▸ Data records
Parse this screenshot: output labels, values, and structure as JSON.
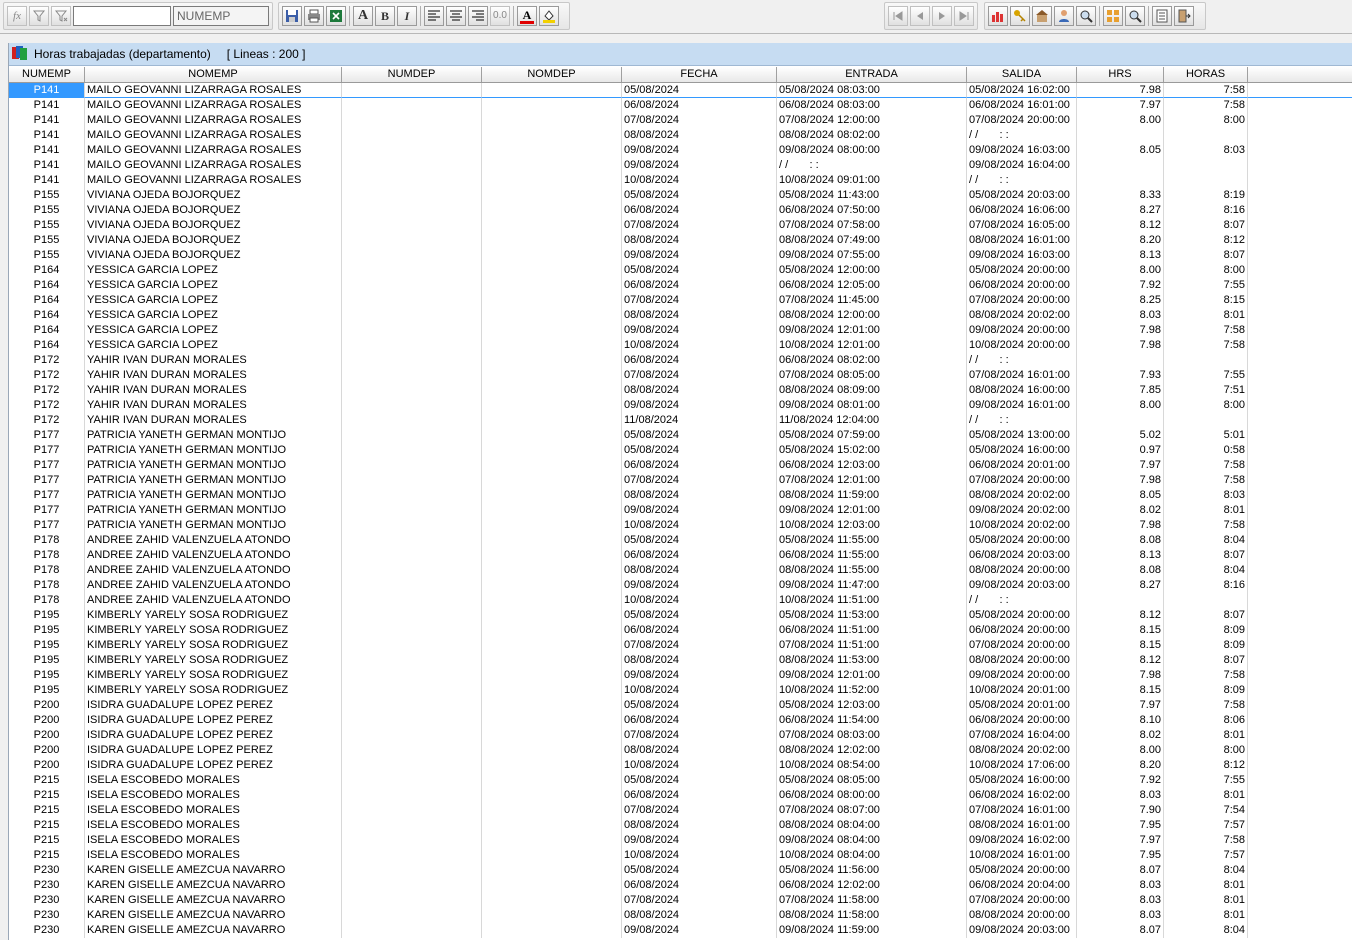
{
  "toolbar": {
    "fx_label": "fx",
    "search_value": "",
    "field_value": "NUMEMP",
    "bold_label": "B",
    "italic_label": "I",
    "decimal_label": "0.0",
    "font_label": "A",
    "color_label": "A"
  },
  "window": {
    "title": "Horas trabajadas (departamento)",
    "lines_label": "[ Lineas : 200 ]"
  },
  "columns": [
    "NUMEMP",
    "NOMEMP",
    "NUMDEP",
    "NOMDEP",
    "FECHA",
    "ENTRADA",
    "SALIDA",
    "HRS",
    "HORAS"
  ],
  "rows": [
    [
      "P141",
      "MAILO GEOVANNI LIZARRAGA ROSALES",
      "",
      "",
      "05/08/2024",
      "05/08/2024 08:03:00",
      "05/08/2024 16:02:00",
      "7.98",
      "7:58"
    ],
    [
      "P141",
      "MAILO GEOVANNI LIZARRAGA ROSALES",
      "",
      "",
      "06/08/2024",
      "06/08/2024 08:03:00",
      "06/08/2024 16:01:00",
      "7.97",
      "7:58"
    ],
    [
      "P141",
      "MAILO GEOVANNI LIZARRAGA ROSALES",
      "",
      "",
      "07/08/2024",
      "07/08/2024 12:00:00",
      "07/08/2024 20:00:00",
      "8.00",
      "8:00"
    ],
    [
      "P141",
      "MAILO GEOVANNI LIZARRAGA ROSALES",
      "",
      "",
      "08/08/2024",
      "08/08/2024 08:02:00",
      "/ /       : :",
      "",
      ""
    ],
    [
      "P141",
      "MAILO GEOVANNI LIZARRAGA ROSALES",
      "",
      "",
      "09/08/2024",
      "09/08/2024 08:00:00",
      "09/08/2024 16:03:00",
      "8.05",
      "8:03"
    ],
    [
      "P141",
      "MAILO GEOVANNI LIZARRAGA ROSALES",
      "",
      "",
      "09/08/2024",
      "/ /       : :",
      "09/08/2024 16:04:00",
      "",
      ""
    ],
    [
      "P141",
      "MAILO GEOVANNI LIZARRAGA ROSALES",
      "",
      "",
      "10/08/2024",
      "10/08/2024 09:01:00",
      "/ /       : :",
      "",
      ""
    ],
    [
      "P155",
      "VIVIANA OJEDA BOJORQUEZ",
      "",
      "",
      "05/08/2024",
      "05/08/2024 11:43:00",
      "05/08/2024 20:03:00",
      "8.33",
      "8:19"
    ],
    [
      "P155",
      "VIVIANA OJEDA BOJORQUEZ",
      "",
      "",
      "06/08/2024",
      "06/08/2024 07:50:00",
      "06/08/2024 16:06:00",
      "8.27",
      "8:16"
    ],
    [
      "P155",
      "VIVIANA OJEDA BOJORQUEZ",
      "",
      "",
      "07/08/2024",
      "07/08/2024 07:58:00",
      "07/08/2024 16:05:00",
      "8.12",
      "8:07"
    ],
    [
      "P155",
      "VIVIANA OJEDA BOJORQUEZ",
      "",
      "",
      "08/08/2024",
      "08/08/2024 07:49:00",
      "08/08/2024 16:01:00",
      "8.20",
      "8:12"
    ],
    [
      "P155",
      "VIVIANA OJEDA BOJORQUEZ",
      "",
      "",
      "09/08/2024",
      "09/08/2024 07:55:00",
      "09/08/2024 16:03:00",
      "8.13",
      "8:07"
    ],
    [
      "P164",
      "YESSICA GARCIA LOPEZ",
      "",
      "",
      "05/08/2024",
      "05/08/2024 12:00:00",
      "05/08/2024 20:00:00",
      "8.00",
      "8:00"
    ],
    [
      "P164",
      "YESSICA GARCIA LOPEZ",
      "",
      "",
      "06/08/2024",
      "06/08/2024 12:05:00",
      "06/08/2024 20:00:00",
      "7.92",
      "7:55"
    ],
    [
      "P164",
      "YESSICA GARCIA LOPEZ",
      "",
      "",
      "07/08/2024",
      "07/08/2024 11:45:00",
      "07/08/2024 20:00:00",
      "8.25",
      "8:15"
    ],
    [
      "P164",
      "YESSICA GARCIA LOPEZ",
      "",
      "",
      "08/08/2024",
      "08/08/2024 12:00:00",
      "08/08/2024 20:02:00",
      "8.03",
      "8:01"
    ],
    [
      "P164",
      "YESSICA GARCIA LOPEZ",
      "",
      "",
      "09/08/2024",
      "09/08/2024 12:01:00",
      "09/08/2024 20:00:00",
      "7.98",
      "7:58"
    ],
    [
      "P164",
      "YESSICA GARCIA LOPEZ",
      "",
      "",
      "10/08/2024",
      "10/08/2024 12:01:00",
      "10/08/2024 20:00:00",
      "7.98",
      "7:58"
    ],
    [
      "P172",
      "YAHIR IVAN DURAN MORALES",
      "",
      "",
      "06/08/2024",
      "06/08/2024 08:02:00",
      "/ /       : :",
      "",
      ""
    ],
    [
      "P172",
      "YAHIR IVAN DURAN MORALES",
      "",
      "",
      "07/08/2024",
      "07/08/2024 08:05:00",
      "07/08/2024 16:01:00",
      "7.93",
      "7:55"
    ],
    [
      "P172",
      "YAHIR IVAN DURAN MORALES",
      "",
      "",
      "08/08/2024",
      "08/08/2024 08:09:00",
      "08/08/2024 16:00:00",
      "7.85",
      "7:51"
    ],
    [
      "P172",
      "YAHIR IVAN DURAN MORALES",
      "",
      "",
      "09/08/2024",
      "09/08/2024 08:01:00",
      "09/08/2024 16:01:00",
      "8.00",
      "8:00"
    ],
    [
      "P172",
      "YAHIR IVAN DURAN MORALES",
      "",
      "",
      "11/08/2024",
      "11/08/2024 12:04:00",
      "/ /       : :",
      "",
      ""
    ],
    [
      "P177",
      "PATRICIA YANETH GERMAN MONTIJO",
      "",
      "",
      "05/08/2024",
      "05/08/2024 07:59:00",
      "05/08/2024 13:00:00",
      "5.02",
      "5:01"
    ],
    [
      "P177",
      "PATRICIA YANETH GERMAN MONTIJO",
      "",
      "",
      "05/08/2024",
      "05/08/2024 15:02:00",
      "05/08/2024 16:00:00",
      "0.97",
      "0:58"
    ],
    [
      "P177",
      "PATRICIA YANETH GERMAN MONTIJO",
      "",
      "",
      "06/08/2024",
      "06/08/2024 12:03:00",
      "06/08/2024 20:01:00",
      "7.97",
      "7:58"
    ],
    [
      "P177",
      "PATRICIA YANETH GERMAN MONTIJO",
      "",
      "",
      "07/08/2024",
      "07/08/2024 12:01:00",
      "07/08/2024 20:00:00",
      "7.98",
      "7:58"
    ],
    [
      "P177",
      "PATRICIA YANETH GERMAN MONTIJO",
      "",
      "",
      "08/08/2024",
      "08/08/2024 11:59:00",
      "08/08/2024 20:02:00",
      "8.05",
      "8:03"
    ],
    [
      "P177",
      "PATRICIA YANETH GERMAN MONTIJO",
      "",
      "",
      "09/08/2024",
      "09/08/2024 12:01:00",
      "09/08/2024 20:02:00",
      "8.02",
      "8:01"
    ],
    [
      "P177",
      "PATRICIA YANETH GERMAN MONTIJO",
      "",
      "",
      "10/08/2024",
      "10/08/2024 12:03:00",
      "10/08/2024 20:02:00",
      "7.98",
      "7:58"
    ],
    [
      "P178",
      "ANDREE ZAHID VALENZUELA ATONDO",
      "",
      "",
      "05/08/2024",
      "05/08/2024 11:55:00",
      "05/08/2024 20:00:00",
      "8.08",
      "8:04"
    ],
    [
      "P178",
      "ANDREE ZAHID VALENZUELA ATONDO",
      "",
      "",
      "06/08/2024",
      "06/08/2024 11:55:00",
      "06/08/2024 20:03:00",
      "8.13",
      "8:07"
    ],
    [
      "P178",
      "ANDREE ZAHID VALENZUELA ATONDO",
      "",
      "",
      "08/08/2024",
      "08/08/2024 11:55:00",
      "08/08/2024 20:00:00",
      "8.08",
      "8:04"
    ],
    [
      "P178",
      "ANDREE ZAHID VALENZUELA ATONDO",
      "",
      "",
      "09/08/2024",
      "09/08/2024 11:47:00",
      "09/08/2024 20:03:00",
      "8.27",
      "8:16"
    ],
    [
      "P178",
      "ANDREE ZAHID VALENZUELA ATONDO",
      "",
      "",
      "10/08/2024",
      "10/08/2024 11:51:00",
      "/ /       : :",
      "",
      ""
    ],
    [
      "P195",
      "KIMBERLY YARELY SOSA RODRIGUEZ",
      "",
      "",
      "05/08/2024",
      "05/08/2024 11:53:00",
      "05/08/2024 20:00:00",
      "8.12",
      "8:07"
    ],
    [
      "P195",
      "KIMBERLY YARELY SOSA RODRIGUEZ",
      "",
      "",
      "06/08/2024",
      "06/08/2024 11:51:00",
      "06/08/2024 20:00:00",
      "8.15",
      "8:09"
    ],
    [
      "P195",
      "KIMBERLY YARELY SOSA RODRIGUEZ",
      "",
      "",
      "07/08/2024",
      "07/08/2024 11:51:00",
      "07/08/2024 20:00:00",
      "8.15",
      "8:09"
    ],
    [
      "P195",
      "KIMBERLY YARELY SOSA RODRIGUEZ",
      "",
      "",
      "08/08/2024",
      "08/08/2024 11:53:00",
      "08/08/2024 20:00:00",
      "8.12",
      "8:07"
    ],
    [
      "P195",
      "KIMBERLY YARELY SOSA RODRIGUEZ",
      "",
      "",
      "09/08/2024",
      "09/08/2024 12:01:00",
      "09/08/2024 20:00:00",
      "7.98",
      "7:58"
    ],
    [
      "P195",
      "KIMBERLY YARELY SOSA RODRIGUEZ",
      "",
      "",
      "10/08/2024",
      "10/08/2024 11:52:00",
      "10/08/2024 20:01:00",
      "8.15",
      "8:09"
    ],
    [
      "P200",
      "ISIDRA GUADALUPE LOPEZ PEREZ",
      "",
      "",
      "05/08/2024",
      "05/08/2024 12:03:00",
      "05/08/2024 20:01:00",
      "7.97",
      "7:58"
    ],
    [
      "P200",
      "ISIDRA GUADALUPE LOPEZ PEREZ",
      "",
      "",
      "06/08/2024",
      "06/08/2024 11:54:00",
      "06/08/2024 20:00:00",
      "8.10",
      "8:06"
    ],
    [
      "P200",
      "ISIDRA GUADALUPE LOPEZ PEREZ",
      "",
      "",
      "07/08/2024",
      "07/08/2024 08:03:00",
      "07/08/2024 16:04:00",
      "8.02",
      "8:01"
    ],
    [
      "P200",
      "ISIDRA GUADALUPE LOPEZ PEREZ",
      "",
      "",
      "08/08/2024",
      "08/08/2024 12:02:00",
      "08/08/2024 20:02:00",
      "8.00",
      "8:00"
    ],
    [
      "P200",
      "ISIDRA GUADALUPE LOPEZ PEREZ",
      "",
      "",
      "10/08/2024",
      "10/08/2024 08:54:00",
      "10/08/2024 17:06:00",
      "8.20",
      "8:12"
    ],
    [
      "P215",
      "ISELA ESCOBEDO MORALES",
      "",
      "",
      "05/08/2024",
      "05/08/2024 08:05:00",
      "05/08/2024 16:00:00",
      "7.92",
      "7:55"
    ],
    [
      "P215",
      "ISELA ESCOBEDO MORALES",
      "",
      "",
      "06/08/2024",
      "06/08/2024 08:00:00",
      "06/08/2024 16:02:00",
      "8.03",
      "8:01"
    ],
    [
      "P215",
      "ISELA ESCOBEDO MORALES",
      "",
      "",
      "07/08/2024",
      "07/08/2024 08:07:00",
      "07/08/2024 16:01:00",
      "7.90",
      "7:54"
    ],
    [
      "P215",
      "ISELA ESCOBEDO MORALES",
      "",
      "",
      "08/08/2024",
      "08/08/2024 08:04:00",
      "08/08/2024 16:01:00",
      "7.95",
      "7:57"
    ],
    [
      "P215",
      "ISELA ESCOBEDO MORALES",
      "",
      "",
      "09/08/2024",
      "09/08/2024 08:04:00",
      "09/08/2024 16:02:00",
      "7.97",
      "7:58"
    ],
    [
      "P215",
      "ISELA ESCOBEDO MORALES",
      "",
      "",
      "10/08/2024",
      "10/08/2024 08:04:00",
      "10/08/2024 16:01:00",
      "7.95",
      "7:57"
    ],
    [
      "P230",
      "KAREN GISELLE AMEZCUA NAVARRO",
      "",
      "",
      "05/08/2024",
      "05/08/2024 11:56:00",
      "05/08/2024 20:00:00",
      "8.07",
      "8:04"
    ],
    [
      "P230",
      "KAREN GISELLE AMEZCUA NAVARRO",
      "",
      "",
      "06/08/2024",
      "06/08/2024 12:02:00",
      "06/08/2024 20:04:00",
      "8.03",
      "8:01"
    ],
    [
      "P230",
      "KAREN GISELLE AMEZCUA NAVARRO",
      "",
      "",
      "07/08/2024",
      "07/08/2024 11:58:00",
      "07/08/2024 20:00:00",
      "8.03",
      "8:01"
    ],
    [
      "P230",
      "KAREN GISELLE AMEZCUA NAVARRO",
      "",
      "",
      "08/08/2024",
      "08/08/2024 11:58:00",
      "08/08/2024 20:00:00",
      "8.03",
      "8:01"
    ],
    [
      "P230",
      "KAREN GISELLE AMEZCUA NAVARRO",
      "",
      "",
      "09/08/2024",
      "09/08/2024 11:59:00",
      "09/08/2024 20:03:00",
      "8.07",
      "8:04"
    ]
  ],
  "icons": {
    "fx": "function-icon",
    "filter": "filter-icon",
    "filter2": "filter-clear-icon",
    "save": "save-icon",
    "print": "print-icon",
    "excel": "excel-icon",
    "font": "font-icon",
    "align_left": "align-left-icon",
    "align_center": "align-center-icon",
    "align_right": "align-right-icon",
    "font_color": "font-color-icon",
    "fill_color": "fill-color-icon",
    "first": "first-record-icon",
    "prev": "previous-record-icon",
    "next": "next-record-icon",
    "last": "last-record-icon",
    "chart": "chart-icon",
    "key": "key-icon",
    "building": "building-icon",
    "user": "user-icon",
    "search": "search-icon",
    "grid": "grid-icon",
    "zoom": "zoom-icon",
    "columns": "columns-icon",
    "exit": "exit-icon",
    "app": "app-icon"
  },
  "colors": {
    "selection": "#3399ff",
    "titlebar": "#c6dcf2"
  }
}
* * *
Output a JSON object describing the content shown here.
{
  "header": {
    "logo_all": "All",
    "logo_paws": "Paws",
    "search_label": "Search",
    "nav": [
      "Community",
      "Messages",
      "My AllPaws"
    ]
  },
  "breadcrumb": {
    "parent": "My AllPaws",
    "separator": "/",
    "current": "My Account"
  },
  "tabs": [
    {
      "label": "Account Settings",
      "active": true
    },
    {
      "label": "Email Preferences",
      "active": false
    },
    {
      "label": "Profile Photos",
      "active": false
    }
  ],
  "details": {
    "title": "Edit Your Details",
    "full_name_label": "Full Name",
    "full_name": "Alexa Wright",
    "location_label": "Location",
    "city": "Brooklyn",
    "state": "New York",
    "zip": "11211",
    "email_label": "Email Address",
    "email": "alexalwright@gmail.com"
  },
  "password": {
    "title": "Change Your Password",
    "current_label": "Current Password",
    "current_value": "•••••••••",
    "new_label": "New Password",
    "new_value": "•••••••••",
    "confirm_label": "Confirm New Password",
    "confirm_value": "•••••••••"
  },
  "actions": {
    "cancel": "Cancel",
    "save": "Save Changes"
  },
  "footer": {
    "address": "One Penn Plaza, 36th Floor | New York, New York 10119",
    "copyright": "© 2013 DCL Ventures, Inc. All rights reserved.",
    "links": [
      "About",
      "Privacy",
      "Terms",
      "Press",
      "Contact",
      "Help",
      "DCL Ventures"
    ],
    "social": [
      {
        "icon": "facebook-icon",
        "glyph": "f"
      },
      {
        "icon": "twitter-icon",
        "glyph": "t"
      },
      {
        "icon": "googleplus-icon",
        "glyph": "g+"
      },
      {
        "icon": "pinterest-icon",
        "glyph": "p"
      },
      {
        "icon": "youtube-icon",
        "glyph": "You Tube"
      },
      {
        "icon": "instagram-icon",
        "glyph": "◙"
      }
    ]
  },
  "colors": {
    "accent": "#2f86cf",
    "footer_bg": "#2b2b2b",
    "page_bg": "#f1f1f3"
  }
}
---
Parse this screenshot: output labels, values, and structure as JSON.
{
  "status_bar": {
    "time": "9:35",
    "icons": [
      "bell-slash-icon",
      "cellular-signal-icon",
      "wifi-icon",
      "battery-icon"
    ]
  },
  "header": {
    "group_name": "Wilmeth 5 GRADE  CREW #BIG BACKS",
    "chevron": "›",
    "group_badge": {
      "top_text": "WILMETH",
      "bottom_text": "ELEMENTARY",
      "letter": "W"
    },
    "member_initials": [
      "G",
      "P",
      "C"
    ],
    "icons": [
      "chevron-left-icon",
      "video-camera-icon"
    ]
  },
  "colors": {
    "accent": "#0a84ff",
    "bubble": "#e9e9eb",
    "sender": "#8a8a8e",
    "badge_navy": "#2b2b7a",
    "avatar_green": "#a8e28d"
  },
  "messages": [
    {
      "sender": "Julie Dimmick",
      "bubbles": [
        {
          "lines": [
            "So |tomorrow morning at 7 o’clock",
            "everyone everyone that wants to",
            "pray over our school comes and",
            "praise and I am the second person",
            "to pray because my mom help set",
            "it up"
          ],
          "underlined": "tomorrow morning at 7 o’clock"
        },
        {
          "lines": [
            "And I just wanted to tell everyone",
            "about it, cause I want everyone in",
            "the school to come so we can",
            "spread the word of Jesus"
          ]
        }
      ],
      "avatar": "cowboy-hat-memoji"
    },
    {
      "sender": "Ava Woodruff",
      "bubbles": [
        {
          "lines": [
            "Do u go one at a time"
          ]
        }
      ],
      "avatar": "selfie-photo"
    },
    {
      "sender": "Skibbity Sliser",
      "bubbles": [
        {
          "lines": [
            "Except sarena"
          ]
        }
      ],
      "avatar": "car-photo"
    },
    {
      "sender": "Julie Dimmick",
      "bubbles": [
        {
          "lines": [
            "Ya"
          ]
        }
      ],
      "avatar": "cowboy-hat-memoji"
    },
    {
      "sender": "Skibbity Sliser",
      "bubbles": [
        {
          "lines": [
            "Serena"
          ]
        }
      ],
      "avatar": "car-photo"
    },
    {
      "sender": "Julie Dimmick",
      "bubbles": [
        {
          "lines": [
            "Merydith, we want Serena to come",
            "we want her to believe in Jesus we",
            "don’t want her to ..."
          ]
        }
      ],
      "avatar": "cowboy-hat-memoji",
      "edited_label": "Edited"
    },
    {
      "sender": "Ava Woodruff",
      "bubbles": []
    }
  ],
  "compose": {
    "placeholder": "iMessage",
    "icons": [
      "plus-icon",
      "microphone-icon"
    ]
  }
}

▸ REQUIRED WORK
Above are the records. Identify each line that contains the word "Serena".

▸ CORRECT OUTPUT
            "Serena"
            "Merydith, we want Serena to come",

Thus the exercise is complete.